Dataset items
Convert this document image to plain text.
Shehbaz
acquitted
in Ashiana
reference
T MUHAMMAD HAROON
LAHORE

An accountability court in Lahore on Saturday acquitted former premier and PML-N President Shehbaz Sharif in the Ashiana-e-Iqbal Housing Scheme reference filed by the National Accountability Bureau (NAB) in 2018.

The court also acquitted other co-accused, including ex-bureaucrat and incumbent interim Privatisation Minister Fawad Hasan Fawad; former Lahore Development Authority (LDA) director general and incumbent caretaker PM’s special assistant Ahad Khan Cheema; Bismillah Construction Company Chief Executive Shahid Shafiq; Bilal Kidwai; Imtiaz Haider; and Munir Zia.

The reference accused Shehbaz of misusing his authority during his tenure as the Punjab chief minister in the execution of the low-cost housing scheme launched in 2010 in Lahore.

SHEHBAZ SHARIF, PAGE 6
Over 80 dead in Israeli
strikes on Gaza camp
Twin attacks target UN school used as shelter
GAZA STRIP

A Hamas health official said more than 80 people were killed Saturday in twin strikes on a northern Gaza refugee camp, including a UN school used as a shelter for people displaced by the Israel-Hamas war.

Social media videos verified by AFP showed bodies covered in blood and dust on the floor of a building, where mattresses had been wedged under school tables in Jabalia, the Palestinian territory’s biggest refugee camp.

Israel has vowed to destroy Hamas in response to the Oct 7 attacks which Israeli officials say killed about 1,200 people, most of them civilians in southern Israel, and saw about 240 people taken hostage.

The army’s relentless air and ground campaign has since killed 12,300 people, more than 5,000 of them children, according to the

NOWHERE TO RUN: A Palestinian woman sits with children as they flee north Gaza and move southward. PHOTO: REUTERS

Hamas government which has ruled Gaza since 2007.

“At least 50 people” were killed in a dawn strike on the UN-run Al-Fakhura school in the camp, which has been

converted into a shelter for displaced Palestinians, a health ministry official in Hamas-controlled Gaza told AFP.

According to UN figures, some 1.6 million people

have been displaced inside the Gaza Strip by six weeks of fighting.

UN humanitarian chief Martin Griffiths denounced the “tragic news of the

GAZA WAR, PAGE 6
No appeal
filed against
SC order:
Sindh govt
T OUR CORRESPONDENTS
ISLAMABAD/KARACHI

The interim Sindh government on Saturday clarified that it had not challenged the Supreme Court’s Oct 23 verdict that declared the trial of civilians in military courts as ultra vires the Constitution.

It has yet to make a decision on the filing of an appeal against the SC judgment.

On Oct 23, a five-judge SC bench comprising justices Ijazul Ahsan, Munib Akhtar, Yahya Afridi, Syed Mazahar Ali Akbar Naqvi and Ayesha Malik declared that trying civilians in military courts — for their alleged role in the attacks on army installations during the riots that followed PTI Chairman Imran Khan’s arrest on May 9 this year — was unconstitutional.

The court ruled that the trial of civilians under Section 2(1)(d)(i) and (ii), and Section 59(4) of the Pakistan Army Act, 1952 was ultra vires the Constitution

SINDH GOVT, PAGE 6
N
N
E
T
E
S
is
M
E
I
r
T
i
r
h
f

==

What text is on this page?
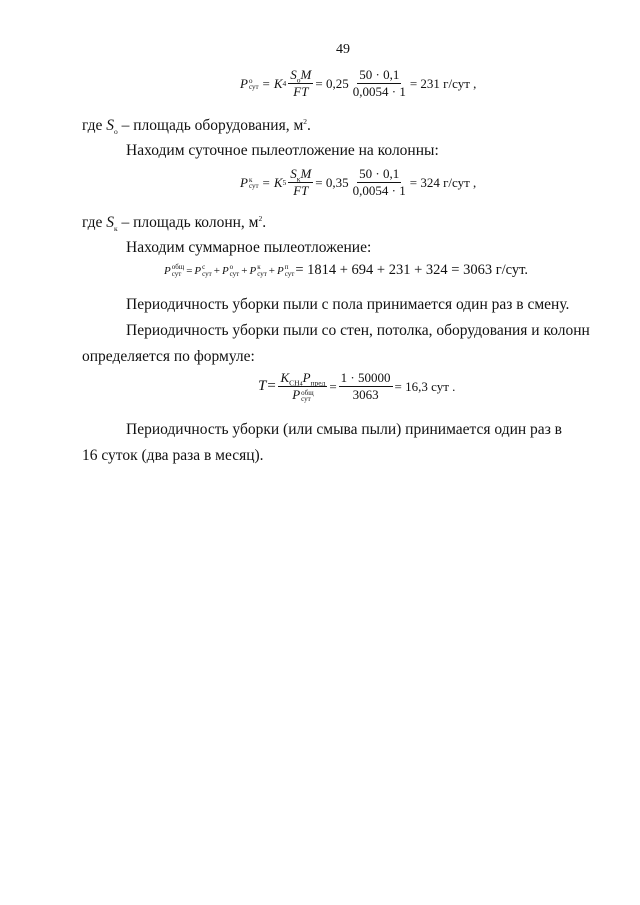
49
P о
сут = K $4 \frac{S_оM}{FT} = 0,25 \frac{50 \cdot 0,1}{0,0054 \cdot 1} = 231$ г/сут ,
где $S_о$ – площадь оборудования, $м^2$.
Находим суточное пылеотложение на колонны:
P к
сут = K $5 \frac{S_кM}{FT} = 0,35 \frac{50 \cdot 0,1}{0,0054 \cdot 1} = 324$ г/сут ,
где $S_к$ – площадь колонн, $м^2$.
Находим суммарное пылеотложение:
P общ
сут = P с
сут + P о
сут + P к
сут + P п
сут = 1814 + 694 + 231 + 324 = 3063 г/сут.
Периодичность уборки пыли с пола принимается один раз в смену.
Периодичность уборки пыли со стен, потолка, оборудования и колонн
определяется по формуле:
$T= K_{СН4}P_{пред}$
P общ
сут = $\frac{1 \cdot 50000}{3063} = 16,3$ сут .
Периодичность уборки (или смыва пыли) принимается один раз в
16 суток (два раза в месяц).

> **Task prompt**: In the entries above, some lines may contain the string "against"; report how many, without additional comment.

> **Output of the exercise**: 2